- Problem:
Write out the listing below in full and exactly, leaving out every picture.

## START

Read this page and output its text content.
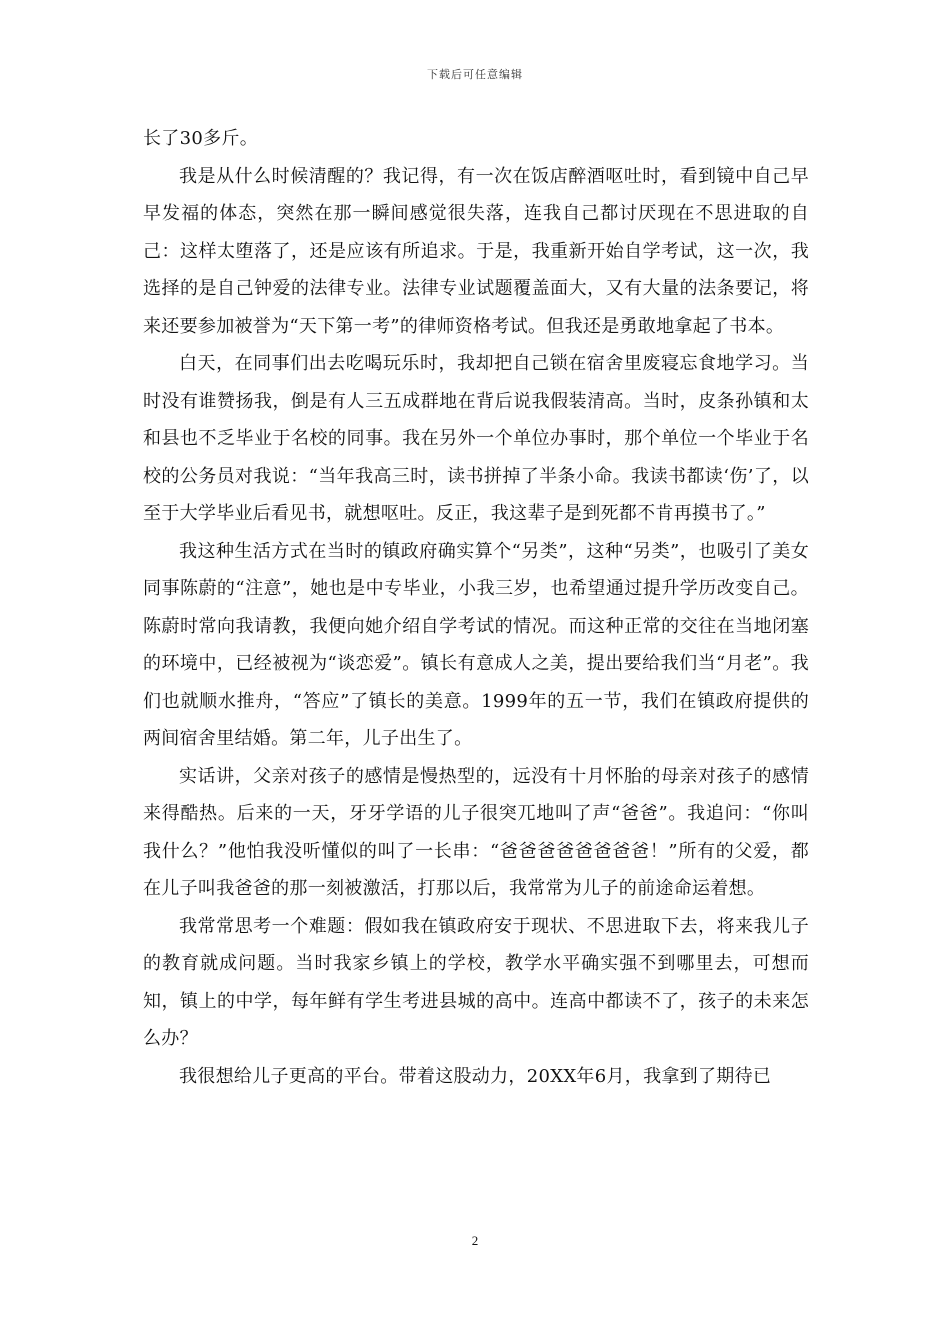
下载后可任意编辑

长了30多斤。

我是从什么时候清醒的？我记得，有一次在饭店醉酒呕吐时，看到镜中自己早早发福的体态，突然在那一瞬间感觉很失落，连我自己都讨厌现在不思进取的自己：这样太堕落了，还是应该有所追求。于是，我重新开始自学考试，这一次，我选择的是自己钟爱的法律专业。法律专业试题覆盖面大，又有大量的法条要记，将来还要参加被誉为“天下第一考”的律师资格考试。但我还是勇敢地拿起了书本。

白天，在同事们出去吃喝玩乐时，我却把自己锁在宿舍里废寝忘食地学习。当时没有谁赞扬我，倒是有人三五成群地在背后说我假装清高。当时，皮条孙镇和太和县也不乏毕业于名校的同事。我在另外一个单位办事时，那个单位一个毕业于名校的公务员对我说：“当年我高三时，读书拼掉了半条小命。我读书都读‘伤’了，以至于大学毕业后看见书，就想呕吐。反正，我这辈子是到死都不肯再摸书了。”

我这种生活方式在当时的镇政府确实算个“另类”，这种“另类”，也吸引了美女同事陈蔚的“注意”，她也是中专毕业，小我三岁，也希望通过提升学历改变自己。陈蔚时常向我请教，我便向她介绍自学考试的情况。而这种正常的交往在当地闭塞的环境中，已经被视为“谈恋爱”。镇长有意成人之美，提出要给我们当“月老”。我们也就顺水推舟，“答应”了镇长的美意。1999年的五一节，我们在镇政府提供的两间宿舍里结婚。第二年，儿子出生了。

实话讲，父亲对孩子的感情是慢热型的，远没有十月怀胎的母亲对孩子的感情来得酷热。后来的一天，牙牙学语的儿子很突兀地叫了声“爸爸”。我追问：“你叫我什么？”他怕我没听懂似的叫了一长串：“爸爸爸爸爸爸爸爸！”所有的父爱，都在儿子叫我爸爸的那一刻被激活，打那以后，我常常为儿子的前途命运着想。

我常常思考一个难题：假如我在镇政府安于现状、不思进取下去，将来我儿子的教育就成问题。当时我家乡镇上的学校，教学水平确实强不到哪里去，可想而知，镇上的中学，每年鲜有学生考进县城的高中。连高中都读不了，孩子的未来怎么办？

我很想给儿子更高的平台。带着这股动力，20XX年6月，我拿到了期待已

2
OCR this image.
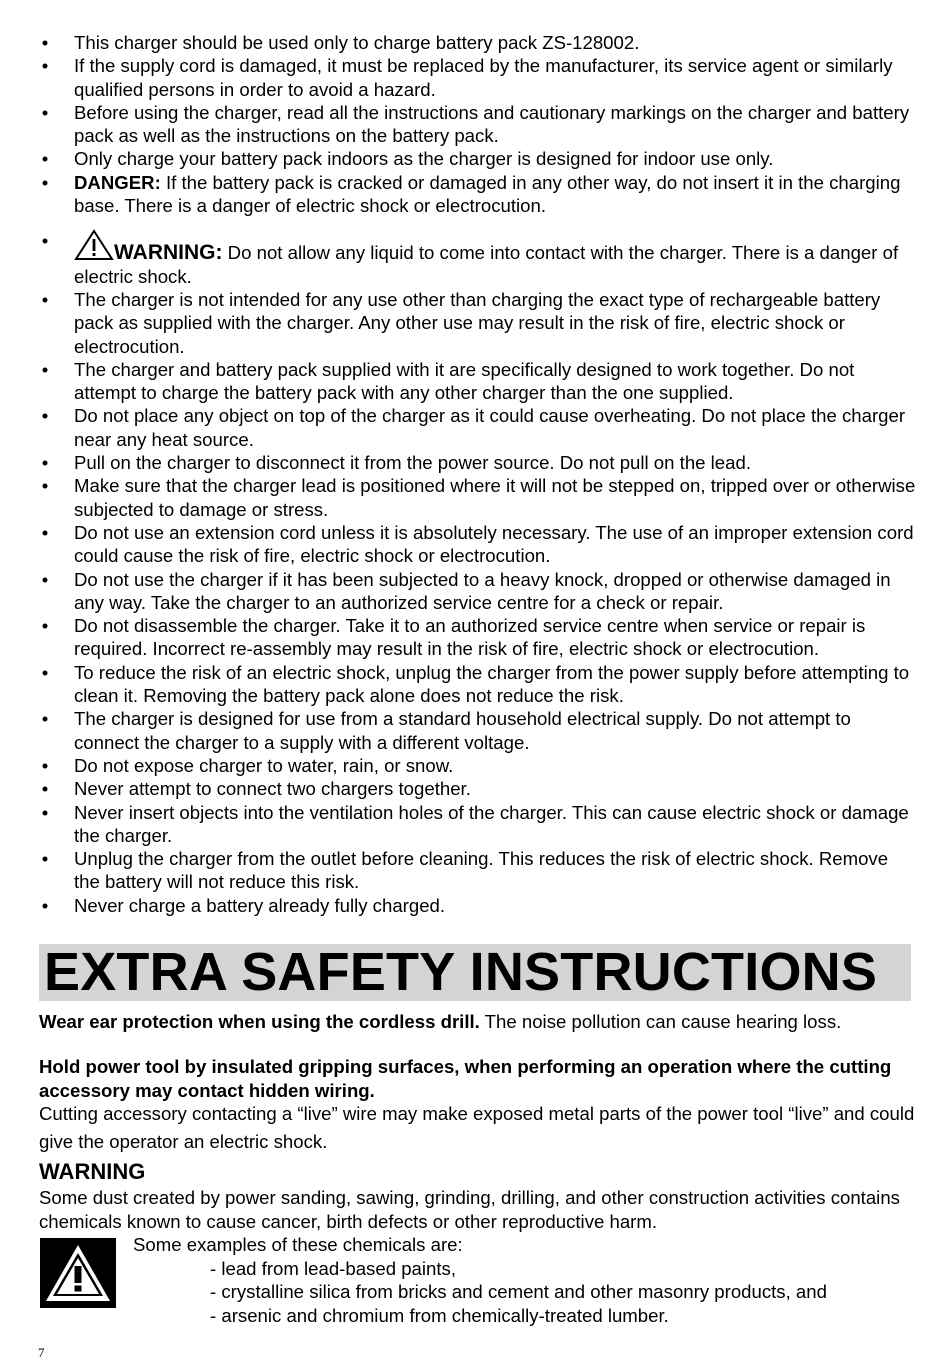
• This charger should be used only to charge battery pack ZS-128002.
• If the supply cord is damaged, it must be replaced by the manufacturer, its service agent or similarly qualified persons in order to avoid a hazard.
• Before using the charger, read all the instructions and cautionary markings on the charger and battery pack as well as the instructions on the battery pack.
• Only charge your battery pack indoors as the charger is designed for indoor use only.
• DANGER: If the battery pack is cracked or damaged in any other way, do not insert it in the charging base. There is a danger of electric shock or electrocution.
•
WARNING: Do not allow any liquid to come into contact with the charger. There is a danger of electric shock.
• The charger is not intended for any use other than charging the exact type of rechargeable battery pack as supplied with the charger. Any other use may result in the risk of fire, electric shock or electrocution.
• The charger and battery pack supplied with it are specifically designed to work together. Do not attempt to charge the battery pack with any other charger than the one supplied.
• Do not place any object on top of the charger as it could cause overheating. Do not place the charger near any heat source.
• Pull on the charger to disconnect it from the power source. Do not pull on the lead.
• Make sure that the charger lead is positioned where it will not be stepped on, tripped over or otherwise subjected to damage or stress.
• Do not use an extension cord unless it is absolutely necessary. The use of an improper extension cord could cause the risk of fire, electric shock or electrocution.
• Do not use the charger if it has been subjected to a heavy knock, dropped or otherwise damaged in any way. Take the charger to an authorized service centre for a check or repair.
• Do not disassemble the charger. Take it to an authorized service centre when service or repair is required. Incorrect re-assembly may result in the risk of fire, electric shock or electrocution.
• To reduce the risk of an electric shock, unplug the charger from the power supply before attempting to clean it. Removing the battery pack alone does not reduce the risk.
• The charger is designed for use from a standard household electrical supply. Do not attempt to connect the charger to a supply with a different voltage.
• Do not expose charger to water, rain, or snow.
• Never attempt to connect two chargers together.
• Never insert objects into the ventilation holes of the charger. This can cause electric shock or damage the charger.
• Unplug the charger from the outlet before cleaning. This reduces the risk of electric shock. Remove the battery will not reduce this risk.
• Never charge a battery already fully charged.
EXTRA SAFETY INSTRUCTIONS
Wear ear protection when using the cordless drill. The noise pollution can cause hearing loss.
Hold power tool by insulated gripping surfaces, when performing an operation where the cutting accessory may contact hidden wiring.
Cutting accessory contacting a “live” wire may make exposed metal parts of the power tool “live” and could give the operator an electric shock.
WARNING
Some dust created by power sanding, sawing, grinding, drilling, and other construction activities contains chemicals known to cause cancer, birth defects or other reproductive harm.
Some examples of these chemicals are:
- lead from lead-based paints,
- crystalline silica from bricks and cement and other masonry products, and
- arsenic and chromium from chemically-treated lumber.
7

## END

- Right answer:
Read this page and output its text content.
下载后可任意编辑

长了30多斤。

我是从什么时候清醒的？我记得，有一次在饭店醉酒呕吐时，看到镜中自己早早发福的体态，突然在那一瞬间感觉很失落，连我自己都讨厌现在不思进取的自己：这样太堕落了，还是应该有所追求。于是，我重新开始自学考试，这一次，我选择的是自己钟爱的法律专业。法律专业试题覆盖面大，又有大量的法条要记，将来还要参加被誉为“天下第一考”的律师资格考试。但我还是勇敢地拿起了书本。

白天，在同事们出去吃喝玩乐时，我却把自己锁在宿舍里废寝忘食地学习。当时没有谁赞扬我，倒是有人三五成群地在背后说我假装清高。当时，皮条孙镇和太和县也不乏毕业于名校的同事。我在另外一个单位办事时，那个单位一个毕业于名校的公务员对我说：“当年我高三时，读书拼掉了半条小命。我读书都读‘伤’了，以至于大学毕业后看见书，就想呕吐。反正，我这辈子是到死都不肯再摸书了。”

我这种生活方式在当时的镇政府确实算个“另类”，这种“另类”，也吸引了美女同事陈蔚的“注意”，她也是中专毕业，小我三岁，也希望通过提升学历改变自己。陈蔚时常向我请教，我便向她介绍自学考试的情况。而这种正常的交往在当地闭塞的环境中，已经被视为“谈恋爱”。镇长有意成人之美，提出要给我们当“月老”。我们也就顺水推舟，“答应”了镇长的美意。1999年的五一节，我们在镇政府提供的两间宿舍里结婚。第二年，儿子出生了。

实话讲，父亲对孩子的感情是慢热型的，远没有十月怀胎的母亲对孩子的感情来得酷热。后来的一天，牙牙学语的儿子很突兀地叫了声“爸爸”。我追问：“你叫我什么？”他怕我没听懂似的叫了一长串：“爸爸爸爸爸爸爸爸！”所有的父爱，都在儿子叫我爸爸的那一刻被激活，打那以后，我常常为儿子的前途命运着想。

我常常思考一个难题：假如我在镇政府安于现状、不思进取下去，将来我儿子的教育就成问题。当时我家乡镇上的学校，教学水平确实强不到哪里去，可想而知，镇上的中学，每年鲜有学生考进县城的高中。连高中都读不了，孩子的未来怎么办？

我很想给儿子更高的平台。带着这股动力，20XX年6月，我拿到了期待已

2
OCR this image.
• This charger should be used only to charge battery pack ZS-128002.
• If the supply cord is damaged, it must be replaced by the manufacturer, its service agent or similarly qualified persons in order to avoid a hazard.
• Before using the charger, read all the instructions and cautionary markings on the charger and battery pack as well as the instructions on the battery pack.
• Only charge your battery pack indoors as the charger is designed for indoor use only.
• DANGER: If the battery pack is cracked or damaged in any other way, do not insert it in the charging base. There is a danger of electric shock or electrocution.
•
WARNING: Do not allow any liquid to come into contact with the charger. There is a danger of electric shock.
• The charger is not intended for any use other than charging the exact type of rechargeable battery pack as supplied with the charger. Any other use may result in the risk of fire, electric shock or electrocution.
• The charger and battery pack supplied with it are specifically designed to work together. Do not attempt to charge the battery pack with any other charger than the one supplied.
• Do not place any object on top of the charger as it could cause overheating. Do not place the charger near any heat source.
• Pull on the charger to disconnect it from the power source. Do not pull on the lead.
• Make sure that the charger lead is positioned where it will not be stepped on, tripped over or otherwise subjected to damage or stress.
• Do not use an extension cord unless it is absolutely necessary. The use of an improper extension cord could cause the risk of fire, electric shock or electrocution.
• Do not use the charger if it has been subjected to a heavy knock, dropped or otherwise damaged in any way. Take the charger to an authorized service centre for a check or repair.
• Do not disassemble the charger. Take it to an authorized service centre when service or repair is required. Incorrect re-assembly may result in the risk of fire, electric shock or electrocution.
• To reduce the risk of an electric shock, unplug the charger from the power supply before attempting to clean it. Removing the battery pack alone does not reduce the risk.
• The charger is designed for use from a standard household electrical supply. Do not attempt to connect the charger to a supply with a different voltage.
• Do not expose charger to water, rain, or snow.
• Never attempt to connect two chargers together.
• Never insert objects into the ventilation holes of the charger. This can cause electric shock or damage the charger.
• Unplug the charger from the outlet before cleaning. This reduces the risk of electric shock. Remove the battery will not reduce this risk.
• Never charge a battery already fully charged.
EXTRA SAFETY INSTRUCTIONS
Wear ear protection when using the cordless drill. The noise pollution can cause hearing loss.
Hold power tool by insulated gripping surfaces, when performing an operation where the cutting accessory may contact hidden wiring.
Cutting accessory contacting a “live” wire may make exposed metal parts of the power tool “live” and could give the operator an electric shock.
WARNING
Some dust created by power sanding, sawing, grinding, drilling, and other construction activities contains chemicals known to cause cancer, birth defects or other reproductive harm.
Some examples of these chemicals are:
- lead from lead-based paints,
- crystalline silica from bricks and cement and other masonry products, and
- arsenic and chromium from chemically-treated lumber.
7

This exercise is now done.